§ Records shown:
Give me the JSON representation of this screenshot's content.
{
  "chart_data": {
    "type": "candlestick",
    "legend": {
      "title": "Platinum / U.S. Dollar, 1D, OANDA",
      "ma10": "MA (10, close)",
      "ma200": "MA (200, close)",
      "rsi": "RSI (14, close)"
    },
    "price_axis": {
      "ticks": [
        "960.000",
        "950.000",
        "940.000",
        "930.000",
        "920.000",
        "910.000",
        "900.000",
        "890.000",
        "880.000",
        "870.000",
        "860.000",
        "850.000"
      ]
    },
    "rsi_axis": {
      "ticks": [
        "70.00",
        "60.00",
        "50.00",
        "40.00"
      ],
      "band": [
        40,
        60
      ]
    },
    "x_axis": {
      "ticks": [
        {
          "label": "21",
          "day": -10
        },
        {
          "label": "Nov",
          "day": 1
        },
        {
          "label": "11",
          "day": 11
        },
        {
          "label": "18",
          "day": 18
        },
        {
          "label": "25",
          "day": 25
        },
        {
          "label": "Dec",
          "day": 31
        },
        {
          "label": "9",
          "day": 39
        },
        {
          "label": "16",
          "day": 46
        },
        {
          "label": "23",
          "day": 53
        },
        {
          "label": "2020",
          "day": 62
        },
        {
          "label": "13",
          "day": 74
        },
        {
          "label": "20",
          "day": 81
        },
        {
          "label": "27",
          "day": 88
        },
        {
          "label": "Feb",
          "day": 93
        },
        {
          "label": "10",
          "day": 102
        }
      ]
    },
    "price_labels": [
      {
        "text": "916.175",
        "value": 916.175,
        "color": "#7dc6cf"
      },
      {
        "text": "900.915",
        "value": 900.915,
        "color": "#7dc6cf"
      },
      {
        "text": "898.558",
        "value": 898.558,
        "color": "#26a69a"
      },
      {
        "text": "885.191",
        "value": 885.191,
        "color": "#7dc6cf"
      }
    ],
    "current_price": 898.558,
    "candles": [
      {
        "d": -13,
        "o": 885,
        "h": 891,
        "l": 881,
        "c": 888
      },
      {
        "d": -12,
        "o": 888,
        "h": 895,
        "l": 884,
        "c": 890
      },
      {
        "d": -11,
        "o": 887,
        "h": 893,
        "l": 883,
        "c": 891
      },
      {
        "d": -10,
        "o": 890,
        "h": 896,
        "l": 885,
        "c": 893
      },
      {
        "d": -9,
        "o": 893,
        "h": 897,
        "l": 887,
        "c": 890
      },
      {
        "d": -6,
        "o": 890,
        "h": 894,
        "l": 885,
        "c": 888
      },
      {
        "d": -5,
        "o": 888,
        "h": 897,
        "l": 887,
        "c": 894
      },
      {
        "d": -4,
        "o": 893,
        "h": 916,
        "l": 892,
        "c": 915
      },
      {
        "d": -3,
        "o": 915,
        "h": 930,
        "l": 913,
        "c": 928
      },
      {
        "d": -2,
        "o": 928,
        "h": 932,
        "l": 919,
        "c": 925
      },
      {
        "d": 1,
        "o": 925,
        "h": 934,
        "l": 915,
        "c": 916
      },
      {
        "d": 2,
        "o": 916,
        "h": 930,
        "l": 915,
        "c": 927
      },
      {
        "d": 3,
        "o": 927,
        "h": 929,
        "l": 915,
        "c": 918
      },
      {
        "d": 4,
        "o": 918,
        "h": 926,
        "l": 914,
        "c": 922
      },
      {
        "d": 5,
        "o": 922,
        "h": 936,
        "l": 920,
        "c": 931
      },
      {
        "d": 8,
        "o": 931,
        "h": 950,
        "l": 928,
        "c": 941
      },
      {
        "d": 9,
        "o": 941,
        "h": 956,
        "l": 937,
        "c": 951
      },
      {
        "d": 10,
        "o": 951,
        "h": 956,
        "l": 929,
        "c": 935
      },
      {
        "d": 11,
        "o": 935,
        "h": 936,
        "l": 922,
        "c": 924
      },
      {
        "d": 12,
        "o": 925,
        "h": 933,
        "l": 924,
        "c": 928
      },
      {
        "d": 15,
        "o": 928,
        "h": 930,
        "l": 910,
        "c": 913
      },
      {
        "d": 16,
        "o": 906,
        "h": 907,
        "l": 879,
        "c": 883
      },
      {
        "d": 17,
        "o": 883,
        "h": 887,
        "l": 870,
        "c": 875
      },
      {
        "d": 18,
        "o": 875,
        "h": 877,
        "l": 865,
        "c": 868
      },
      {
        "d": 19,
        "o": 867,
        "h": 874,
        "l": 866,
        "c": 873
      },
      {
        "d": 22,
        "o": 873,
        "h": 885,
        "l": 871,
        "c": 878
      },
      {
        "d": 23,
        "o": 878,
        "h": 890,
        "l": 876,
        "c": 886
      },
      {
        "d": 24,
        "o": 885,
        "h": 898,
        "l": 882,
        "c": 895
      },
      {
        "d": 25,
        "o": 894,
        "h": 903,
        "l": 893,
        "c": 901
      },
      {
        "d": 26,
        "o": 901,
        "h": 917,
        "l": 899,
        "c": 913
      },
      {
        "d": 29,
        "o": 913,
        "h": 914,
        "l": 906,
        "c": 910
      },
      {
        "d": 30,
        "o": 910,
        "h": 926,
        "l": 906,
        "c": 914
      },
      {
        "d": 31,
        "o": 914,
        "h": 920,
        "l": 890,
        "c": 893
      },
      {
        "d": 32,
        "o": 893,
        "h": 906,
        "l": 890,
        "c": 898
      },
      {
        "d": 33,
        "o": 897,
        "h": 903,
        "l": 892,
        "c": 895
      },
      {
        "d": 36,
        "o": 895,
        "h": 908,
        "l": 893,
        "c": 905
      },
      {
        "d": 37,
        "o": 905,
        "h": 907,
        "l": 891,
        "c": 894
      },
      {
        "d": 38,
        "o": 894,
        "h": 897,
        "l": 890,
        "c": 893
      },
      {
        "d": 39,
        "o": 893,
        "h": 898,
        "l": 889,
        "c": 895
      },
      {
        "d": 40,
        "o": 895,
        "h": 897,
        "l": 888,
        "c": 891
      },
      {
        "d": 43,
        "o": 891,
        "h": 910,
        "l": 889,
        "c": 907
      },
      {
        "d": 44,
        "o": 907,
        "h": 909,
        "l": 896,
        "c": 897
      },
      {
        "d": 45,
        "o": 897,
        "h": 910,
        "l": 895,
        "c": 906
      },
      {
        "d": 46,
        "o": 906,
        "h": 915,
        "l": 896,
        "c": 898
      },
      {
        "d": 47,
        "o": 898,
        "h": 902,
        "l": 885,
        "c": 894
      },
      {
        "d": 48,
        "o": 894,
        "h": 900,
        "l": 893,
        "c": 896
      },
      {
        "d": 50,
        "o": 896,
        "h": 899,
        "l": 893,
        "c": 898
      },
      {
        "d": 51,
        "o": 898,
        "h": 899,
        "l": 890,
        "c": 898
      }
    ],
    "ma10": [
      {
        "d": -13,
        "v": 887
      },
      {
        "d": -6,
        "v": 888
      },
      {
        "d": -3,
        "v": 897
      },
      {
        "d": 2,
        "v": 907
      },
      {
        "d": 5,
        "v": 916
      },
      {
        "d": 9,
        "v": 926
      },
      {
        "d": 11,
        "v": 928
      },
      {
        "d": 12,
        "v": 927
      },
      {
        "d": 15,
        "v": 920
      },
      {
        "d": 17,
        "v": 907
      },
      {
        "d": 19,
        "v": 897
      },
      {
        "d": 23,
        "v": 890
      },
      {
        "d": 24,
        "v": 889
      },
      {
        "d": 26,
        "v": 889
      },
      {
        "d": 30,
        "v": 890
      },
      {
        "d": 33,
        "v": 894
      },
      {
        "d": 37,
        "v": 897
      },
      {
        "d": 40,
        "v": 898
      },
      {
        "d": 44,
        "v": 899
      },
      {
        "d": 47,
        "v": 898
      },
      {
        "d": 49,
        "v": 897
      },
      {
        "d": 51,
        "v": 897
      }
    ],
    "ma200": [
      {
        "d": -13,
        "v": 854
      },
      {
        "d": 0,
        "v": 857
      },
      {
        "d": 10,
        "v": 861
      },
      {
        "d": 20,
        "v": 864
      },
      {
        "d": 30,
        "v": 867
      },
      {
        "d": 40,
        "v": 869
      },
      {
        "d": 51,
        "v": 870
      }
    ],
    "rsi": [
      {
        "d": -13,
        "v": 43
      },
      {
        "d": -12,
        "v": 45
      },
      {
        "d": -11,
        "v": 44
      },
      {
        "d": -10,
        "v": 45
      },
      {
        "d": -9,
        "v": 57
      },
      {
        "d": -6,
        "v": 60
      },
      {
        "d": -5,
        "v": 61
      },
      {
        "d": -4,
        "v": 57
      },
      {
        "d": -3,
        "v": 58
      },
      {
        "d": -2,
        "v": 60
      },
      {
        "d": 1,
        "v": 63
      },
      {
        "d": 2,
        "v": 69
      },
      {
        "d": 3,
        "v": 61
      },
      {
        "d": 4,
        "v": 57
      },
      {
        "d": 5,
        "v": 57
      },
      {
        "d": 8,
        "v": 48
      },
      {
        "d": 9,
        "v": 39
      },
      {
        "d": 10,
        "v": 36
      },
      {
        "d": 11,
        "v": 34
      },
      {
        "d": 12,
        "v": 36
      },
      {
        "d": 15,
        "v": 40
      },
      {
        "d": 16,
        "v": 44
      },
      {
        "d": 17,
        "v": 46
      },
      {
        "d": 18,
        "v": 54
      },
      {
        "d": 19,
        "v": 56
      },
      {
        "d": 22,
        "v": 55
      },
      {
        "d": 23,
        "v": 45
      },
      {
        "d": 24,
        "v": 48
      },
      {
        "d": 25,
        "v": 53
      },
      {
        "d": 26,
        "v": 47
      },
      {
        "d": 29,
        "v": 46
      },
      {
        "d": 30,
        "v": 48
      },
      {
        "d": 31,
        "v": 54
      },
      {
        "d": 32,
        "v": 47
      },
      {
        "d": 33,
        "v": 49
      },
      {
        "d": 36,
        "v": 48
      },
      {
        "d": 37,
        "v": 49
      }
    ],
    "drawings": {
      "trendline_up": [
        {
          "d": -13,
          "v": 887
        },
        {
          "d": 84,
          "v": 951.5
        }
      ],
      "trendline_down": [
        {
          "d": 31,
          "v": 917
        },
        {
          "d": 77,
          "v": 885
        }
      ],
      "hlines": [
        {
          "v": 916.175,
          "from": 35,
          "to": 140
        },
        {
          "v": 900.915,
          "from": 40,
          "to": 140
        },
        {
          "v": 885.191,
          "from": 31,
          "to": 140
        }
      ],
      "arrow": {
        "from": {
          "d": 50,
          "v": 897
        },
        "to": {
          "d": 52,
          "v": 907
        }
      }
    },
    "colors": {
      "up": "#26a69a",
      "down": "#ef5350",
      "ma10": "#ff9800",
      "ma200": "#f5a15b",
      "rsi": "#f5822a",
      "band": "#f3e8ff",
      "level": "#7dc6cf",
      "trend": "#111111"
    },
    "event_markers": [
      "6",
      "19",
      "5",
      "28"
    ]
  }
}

§ What this task involves: Show all lines from the listing above in which "value" appears.

§ The result:
        "value": 916.175,
        "value": 900.915,
        "value": 898.558,
        "value": 885.191,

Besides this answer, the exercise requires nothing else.